## Challenge
Answer with one number: the count of lines in this material that hold the word "Broek".

(Dataset entries)
----------

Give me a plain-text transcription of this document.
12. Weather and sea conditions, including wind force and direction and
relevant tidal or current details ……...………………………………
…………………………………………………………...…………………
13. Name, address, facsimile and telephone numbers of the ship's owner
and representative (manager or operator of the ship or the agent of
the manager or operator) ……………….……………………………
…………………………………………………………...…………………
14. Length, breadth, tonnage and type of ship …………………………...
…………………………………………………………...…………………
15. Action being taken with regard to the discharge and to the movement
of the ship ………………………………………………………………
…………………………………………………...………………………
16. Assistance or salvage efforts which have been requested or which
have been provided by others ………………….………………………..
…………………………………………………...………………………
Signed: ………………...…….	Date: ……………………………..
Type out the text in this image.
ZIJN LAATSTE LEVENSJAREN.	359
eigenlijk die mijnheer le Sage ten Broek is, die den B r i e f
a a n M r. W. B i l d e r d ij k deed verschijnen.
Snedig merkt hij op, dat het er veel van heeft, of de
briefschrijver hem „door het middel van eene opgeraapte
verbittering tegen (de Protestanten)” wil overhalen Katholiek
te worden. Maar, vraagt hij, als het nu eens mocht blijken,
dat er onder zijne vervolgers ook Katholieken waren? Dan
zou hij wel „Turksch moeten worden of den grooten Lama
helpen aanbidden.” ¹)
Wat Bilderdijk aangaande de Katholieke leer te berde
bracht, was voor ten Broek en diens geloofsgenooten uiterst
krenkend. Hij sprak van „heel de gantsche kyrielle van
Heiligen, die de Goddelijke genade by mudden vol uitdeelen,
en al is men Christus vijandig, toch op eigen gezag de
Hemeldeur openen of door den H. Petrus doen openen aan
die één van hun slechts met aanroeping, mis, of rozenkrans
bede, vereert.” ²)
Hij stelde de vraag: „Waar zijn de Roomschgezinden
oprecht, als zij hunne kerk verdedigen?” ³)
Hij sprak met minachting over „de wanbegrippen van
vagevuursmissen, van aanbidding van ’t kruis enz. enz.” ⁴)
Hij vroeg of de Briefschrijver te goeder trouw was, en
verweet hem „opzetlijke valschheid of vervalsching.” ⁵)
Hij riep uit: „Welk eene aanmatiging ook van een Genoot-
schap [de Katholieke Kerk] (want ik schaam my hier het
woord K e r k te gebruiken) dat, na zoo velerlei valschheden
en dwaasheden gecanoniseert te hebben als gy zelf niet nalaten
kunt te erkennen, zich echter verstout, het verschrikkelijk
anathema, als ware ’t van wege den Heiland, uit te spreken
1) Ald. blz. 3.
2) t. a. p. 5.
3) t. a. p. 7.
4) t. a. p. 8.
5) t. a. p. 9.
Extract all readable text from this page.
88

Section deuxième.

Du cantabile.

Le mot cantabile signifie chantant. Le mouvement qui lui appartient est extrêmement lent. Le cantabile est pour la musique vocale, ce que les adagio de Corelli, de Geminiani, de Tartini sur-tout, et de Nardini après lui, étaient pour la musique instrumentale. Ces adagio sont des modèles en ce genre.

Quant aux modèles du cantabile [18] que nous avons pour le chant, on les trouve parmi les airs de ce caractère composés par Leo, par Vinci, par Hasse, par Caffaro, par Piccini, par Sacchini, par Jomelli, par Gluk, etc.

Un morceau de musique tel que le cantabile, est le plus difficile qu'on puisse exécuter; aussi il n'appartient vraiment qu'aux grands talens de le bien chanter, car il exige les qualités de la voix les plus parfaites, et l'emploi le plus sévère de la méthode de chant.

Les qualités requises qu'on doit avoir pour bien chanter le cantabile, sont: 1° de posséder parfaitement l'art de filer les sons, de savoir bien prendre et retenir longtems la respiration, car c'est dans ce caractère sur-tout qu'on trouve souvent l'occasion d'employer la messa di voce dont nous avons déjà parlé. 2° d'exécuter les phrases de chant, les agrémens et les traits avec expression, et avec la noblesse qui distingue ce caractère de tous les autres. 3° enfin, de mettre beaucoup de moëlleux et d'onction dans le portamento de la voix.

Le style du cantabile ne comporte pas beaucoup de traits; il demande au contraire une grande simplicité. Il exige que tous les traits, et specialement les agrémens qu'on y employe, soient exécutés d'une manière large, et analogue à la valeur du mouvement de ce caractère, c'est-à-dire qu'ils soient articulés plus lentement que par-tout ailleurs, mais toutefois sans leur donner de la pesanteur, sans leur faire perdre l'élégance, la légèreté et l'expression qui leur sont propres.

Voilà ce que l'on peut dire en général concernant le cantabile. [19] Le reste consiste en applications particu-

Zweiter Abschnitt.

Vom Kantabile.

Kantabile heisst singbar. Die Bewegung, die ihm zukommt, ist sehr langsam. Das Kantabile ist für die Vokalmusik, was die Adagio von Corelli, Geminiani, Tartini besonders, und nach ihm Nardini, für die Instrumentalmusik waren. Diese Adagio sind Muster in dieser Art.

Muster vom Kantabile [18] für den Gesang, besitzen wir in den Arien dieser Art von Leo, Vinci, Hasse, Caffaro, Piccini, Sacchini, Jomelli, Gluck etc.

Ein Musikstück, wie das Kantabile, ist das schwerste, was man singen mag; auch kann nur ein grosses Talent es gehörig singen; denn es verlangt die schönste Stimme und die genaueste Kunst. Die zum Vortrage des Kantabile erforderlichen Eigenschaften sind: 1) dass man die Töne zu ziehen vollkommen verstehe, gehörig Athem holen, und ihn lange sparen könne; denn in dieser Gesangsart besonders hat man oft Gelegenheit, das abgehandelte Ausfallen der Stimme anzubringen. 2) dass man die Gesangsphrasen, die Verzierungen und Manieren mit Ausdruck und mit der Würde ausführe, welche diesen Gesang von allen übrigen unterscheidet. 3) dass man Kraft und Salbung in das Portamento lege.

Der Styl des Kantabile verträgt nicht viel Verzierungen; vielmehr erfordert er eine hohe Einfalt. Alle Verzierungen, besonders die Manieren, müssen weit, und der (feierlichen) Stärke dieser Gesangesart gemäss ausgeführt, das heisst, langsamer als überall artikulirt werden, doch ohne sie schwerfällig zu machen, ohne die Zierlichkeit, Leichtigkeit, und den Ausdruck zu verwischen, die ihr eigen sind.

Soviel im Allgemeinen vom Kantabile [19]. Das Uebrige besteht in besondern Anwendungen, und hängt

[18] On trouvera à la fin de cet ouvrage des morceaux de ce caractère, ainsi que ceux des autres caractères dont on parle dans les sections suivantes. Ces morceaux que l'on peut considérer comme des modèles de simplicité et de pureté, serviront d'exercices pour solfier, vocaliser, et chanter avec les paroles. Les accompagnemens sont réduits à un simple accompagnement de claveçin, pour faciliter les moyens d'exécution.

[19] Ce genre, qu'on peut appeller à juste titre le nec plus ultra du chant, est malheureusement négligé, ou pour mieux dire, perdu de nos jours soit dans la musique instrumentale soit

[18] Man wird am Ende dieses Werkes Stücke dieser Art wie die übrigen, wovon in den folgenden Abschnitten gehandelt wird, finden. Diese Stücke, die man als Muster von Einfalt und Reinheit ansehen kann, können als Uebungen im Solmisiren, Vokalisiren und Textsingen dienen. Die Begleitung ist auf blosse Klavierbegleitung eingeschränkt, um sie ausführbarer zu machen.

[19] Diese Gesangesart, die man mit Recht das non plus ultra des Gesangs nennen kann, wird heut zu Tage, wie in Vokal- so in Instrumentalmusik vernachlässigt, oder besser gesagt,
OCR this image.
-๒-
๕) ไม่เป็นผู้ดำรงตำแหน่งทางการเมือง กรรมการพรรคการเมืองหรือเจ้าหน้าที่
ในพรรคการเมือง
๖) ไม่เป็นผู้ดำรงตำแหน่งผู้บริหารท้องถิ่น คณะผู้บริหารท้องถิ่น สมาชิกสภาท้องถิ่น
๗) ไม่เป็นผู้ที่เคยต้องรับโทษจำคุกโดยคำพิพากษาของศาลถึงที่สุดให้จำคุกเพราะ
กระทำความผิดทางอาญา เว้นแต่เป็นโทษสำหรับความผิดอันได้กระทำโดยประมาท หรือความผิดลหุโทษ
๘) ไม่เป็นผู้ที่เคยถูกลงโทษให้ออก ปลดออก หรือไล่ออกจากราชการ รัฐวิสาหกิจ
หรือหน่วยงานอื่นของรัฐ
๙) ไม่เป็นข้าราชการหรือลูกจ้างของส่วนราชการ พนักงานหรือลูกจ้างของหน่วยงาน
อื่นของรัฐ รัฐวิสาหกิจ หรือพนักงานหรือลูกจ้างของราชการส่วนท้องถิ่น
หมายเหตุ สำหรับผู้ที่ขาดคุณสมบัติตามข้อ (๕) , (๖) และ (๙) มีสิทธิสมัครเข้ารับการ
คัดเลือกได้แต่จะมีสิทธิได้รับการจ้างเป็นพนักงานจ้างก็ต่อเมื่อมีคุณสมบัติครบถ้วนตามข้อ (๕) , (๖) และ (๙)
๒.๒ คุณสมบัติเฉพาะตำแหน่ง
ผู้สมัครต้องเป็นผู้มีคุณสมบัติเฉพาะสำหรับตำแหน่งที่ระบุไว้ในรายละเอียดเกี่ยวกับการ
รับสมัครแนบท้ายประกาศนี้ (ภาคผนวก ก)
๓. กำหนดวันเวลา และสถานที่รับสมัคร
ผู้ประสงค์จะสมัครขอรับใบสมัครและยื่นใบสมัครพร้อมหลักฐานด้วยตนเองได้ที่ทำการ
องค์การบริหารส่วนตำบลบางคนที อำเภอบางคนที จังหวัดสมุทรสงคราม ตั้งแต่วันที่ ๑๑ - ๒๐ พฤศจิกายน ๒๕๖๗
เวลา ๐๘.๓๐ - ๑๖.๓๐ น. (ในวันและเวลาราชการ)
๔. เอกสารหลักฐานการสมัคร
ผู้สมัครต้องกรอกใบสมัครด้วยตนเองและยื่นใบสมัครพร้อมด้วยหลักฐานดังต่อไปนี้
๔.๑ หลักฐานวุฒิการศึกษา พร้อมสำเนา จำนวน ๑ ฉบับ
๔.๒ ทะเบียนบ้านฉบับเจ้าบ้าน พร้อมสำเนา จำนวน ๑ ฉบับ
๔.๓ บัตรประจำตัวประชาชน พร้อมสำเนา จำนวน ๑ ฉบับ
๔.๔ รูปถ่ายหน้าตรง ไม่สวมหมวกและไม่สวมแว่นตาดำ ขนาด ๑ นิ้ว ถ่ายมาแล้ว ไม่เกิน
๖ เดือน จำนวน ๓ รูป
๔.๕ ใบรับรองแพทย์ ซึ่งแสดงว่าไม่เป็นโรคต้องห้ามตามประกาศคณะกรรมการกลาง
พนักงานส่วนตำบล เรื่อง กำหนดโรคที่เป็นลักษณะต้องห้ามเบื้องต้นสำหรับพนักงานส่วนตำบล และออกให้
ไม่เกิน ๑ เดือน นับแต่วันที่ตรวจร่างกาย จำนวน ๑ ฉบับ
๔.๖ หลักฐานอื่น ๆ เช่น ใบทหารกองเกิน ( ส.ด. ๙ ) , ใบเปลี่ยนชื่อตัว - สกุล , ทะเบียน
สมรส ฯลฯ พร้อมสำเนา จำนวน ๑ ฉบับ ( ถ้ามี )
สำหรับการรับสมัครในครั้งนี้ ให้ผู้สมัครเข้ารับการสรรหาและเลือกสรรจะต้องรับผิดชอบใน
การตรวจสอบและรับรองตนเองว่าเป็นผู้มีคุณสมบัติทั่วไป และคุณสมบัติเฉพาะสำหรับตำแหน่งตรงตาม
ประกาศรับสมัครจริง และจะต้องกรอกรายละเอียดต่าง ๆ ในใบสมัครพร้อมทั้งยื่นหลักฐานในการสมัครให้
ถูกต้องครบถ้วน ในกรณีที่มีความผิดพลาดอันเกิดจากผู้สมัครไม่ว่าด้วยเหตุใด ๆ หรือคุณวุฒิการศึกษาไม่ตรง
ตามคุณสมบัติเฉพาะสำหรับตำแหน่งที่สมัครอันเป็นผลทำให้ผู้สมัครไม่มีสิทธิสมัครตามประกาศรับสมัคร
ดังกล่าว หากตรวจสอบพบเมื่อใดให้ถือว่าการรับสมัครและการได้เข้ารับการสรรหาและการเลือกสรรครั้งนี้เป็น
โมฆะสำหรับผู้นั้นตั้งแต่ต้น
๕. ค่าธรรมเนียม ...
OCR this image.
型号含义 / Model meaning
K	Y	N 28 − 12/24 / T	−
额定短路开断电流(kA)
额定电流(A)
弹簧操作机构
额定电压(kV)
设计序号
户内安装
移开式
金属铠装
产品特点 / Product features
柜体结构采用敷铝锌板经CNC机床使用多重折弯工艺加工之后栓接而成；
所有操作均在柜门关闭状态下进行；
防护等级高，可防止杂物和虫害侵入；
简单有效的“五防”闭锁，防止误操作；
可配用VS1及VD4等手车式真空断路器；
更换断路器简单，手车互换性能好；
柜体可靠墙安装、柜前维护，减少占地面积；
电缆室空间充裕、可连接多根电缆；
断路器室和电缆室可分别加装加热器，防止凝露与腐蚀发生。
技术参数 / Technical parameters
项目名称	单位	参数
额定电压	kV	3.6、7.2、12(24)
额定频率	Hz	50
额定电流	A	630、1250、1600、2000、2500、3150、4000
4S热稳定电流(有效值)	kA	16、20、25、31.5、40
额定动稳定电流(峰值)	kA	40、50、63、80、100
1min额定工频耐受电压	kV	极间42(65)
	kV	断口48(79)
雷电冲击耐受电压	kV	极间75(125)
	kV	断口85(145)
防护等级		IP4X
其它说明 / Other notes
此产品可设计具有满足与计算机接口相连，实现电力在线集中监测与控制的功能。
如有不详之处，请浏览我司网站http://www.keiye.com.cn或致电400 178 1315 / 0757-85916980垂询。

----------

## Solution for this exercise
2